*THE DATA*:
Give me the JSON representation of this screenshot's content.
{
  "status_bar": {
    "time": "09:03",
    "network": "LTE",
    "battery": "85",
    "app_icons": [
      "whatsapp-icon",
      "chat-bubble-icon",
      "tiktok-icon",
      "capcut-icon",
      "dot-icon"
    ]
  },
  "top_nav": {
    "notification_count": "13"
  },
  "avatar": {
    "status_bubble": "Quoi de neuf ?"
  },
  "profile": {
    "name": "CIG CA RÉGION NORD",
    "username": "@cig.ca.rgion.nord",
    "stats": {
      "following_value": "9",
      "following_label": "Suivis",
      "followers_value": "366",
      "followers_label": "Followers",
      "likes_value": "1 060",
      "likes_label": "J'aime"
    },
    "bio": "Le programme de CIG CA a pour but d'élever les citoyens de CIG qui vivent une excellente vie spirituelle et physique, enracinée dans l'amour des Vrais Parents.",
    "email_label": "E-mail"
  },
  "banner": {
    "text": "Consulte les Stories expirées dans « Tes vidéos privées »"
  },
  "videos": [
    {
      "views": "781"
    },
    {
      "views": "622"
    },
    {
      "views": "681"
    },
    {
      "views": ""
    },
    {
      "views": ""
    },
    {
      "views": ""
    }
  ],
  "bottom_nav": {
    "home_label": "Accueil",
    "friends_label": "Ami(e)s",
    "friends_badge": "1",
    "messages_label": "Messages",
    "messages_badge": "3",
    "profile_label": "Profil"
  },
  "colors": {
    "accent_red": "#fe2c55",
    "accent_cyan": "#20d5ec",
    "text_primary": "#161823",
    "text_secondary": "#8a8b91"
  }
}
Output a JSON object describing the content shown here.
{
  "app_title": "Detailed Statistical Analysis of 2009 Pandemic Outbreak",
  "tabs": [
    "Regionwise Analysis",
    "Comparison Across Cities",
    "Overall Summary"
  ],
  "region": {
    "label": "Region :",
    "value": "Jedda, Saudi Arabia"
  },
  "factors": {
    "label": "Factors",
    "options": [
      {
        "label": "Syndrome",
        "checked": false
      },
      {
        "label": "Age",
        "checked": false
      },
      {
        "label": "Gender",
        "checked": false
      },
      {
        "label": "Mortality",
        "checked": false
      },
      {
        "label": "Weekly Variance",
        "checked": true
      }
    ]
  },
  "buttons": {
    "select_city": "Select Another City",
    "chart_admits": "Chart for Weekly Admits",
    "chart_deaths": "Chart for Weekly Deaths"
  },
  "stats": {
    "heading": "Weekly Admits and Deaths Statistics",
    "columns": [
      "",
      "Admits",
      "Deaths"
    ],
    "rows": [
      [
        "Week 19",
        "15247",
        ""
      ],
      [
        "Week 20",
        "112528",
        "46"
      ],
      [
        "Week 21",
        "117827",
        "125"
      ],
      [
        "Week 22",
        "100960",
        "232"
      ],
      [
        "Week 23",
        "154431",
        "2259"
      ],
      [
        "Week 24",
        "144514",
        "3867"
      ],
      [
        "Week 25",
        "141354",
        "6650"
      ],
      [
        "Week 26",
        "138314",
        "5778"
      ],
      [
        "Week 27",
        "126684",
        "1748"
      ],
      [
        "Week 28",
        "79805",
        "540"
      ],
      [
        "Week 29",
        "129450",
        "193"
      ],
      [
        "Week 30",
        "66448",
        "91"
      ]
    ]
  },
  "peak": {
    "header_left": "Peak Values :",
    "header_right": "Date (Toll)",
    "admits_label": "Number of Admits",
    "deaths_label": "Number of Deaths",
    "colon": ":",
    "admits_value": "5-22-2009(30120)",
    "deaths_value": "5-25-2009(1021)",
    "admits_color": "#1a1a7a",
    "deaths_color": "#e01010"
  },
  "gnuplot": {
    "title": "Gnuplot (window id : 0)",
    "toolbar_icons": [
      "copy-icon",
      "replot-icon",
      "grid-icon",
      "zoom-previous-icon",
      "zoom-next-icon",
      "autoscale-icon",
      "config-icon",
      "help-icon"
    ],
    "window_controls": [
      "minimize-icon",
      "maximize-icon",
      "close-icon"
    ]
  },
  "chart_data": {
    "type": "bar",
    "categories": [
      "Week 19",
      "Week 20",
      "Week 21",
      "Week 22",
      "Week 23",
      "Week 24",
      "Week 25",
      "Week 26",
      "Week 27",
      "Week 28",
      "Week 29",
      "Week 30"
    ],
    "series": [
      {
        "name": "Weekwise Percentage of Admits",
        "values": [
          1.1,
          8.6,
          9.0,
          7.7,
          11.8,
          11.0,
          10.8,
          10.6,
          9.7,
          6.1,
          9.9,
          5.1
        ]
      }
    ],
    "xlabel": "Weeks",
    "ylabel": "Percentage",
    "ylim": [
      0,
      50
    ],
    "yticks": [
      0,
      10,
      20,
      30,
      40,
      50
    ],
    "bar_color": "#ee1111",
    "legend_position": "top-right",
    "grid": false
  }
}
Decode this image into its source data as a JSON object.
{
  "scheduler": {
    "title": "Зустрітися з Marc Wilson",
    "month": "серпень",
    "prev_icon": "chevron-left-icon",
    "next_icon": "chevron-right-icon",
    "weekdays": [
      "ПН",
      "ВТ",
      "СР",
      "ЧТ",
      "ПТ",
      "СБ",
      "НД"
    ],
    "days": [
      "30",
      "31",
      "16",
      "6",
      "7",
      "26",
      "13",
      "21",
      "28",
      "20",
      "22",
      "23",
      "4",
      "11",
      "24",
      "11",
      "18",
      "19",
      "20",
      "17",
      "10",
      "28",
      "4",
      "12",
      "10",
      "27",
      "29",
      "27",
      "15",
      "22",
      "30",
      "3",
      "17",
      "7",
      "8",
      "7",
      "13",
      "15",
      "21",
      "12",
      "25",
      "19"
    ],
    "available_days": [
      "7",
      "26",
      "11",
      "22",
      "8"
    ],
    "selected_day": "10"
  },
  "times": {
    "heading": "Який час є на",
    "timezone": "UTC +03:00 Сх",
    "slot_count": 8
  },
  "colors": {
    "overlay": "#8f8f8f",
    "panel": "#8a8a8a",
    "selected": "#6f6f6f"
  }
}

*DIRECTIONS*:
Quote each line above in full, word for word.

*COMPLETE ANSWER*:
Give me the JSON representation of this screenshot's content.
{
  "status_bar": {
    "time": "09:03",
    "network": "LTE",
    "battery": "85",
    "app_icons": [
      "whatsapp-icon",
      "chat-bubble-icon",
      "tiktok-icon",
      "capcut-icon",
      "dot-icon"
    ]
  },
  "top_nav": {
    "notification_count": "13"
  },
  "avatar": {
    "status_bubble": "Quoi de neuf ?"
  },
  "profile": {
    "name": "CIG CA RÉGION NORD",
    "username": "@cig.ca.rgion.nord",
    "stats": {
      "following_value": "9",
      "following_label": "Suivis",
      "followers_value": "366",
      "followers_label": "Followers",
      "likes_value": "1 060",
      "likes_label": "J'aime"
    },
    "bio": "Le programme de CIG CA a pour but d'élever les citoyens de CIG qui vivent une excellente vie spirituelle et physique, enracinée dans l'amour des Vrais Parents.",
    "email_label": "E-mail"
  },
  "banner": {
    "text": "Consulte les Stories expirées dans « Tes vidéos privées »"
  },
  "videos": [
    {
      "views": "781"
    },
    {
      "views": "622"
    },
    {
      "views": "681"
    },
    {
      "views": ""
    },
    {
      "views": ""
    },
    {
      "views": ""
    }
  ],
  "bottom_nav": {
    "home_label": "Accueil",
    "friends_label": "Ami(e)s",
    "friends_badge": "1",
    "messages_label": "Messages",
    "messages_badge": "3",
    "profile_label": "Profil"
  },
  "colors": {
    "accent_red": "#fe2c55",
    "accent_cyan": "#20d5ec",
    "text_primary": "#161823",
    "text_secondary": "#8a8b91"
  }
}
Output a JSON object describing the content shown here.
{
  "app_title": "Detailed Statistical Analysis of 2009 Pandemic Outbreak",
  "tabs": [
    "Regionwise Analysis",
    "Comparison Across Cities",
    "Overall Summary"
  ],
  "region": {
    "label": "Region :",
    "value": "Jedda, Saudi Arabia"
  },
  "factors": {
    "label": "Factors",
    "options": [
      {
        "label": "Syndrome",
        "checked": false
      },
      {
        "label": "Age",
        "checked": false
      },
      {
        "label": "Gender",
        "checked": false
      },
      {
        "label": "Mortality",
        "checked": false
      },
      {
        "label": "Weekly Variance",
        "checked": true
      }
    ]
  },
  "buttons": {
    "select_city": "Select Another City",
    "chart_admits": "Chart for Weekly Admits",
    "chart_deaths": "Chart for Weekly Deaths"
  },
  "stats": {
    "heading": "Weekly Admits and Deaths Statistics",
    "columns": [
      "",
      "Admits",
      "Deaths"
    ],
    "rows": [
      [
        "Week 19",
        "15247",
        ""
      ],
      [
        "Week 20",
        "112528",
        "46"
      ],
      [
        "Week 21",
        "117827",
        "125"
      ],
      [
        "Week 22",
        "100960",
        "232"
      ],
      [
        "Week 23",
        "154431",
        "2259"
      ],
      [
        "Week 24",
        "144514",
        "3867"
      ],
      [
        "Week 25",
        "141354",
        "6650"
      ],
      [
        "Week 26",
        "138314",
        "5778"
      ],
      [
        "Week 27",
        "126684",
        "1748"
      ],
      [
        "Week 28",
        "79805",
        "540"
      ],
      [
        "Week 29",
        "129450",
        "193"
      ],
      [
        "Week 30",
        "66448",
        "91"
      ]
    ]
  },
  "peak": {
    "header_left": "Peak Values :",
    "header_right": "Date (Toll)",
    "admits_label": "Number of Admits",
    "deaths_label": "Number of Deaths",
    "colon": ":",
    "admits_value": "5-22-2009(30120)",
    "deaths_value": "5-25-2009(1021)",
    "admits_color": "#1a1a7a",
    "deaths_color": "#e01010"
  },
  "gnuplot": {
    "title": "Gnuplot (window id : 0)",
    "toolbar_icons": [
      "copy-icon",
      "replot-icon",
      "grid-icon",
      "zoom-previous-icon",
      "zoom-next-icon",
      "autoscale-icon",
      "config-icon",
      "help-icon"
    ],
    "window_controls": [
      "minimize-icon",
      "maximize-icon",
      "close-icon"
    ]
  },
  "chart_data": {
    "type": "bar",
    "categories": [
      "Week 19",
      "Week 20",
      "Week 21",
      "Week 22",
      "Week 23",
      "Week 24",
      "Week 25",
      "Week 26",
      "Week 27",
      "Week 28",
      "Week 29",
      "Week 30"
    ],
    "series": [
      {
        "name": "Weekwise Percentage of Admits",
        "values": [
          1.1,
          8.6,
          9.0,
          7.7,
          11.8,
          11.0,
          10.8,
          10.6,
          9.7,
          6.1,
          9.9,
          5.1
        ]
      }
    ],
    "xlabel": "Weeks",
    "ylabel": "Percentage",
    "ylim": [
      0,
      50
    ],
    "yticks": [
      0,
      10,
      20,
      30,
      40,
      50
    ],
    "bar_color": "#ee1111",
    "legend_position": "top-right",
    "grid": false
  }
}
Decode this image into its source data as a JSON object.
{
  "scheduler": {
    "title": "Зустрітися з Marc Wilson",
    "month": "серпень",
    "prev_icon": "chevron-left-icon",
    "next_icon": "chevron-right-icon",
    "weekdays": [
      "ПН",
      "ВТ",
      "СР",
      "ЧТ",
      "ПТ",
      "СБ",
      "НД"
    ],
    "days": [
      "30",
      "31",
      "16",
      "6",
      "7",
      "26",
      "13",
      "21",
      "28",
      "20",
      "22",
      "23",
      "4",
      "11",
      "24",
      "11",
      "18",
      "19",
      "20",
      "17",
      "10",
      "28",
      "4",
      "12",
      "10",
      "27",
      "29",
      "27",
      "15",
      "22",
      "30",
      "3",
      "17",
      "7",
      "8",
      "7",
      "13",
      "15",
      "21",
      "12",
      "25",
      "19"
    ],
    "available_days": [
      "7",
      "26",
      "11",
      "22",
      "8"
    ],
    "selected_day": "10"
  },
  "times": {
    "heading": "Який час є на",
    "timezone": "UTC +03:00 Сх",
    "slot_count": 8
  },
  "colors": {
    "overlay": "#8f8f8f",
    "panel": "#8a8a8a",
    "selected": "#6f6f6f"
  }
}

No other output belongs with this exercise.